** begin Task data **

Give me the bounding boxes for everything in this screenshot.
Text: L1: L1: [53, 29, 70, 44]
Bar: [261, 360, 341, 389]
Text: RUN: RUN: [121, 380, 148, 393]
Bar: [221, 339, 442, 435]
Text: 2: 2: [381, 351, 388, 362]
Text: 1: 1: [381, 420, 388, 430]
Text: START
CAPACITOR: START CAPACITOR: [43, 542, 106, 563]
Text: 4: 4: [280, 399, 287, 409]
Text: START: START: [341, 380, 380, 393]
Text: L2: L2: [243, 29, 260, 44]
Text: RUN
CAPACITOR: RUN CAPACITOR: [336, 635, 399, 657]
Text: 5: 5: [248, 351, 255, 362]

** end Task data **

● **Problem requirements**
Revise the lines from the beginning through the line containing "Text: L2: L2: [243, 29, 260, 44]", inclusive, so that "Bar" becomes "Rectangle" wherever it occurs, leaving everything else as it is.

● **Solution**
Give me the bounding boxes for everything in this screenshot.
Text: L1: L1: [53, 29, 70, 44]
Rectangle: [261, 360, 341, 389]
Text: RUN: RUN: [121, 380, 148, 393]
Rectangle: [221, 339, 442, 435]
Text: 2: 2: [381, 351, 388, 362]
Text: 1: 1: [381, 420, 388, 430]
Text: START
CAPACITOR: START CAPACITOR: [43, 542, 106, 563]
Text: 4: 4: [280, 399, 287, 409]
Text: START: START: [341, 380, 380, 393]
Text: L2: L2: [243, 29, 260, 44]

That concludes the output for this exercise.